Your answer should be a single number: the count of lines holding the word "name".

**Provided entries:**
┌────────
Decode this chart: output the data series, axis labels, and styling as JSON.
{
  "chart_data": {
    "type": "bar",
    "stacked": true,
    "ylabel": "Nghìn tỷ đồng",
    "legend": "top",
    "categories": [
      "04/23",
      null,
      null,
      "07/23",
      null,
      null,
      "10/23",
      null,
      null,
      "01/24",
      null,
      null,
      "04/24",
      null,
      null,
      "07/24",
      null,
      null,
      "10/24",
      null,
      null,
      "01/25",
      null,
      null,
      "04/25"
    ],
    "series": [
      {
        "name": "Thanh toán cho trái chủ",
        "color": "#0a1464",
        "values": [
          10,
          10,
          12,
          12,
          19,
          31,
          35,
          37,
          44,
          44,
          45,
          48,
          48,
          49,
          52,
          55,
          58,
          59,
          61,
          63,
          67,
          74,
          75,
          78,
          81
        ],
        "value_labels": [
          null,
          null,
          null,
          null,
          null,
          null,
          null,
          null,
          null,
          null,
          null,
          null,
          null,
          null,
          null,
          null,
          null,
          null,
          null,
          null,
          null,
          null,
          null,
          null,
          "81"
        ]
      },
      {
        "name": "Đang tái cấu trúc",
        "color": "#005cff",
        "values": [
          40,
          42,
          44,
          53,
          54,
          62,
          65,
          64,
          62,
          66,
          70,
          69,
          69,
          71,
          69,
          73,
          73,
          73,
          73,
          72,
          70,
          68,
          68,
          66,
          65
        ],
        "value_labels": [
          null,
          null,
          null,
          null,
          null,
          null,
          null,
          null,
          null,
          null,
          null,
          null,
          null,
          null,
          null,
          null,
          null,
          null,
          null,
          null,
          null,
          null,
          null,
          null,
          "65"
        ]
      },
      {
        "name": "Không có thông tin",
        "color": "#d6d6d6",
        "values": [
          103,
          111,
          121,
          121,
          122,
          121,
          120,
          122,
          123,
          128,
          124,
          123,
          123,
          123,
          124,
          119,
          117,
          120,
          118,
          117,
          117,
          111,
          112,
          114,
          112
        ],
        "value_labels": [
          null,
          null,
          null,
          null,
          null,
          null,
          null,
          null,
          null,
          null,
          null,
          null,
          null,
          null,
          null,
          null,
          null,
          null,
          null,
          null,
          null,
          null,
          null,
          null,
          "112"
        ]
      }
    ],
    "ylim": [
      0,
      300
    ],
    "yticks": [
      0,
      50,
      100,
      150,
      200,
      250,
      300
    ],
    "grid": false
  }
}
└────────
┌────────
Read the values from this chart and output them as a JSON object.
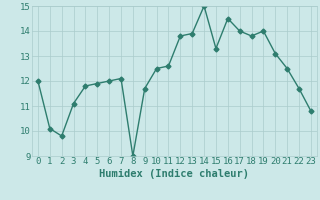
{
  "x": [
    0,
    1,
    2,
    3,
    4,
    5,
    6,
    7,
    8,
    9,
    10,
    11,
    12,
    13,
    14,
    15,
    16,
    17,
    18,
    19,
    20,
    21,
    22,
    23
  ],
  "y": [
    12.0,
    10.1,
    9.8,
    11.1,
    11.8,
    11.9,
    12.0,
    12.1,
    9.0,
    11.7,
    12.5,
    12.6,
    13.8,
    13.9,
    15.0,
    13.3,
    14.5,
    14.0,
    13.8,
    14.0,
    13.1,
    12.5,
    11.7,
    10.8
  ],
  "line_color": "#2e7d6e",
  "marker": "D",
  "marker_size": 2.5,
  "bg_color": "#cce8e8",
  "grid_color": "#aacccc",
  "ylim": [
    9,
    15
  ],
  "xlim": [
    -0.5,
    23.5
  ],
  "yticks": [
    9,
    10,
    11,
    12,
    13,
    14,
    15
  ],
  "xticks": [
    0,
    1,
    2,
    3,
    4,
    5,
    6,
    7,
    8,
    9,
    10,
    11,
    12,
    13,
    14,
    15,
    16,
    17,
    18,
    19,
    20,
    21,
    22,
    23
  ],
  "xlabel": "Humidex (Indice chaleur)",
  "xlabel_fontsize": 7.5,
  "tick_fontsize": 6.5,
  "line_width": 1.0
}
└────────
**Expected answer:**
3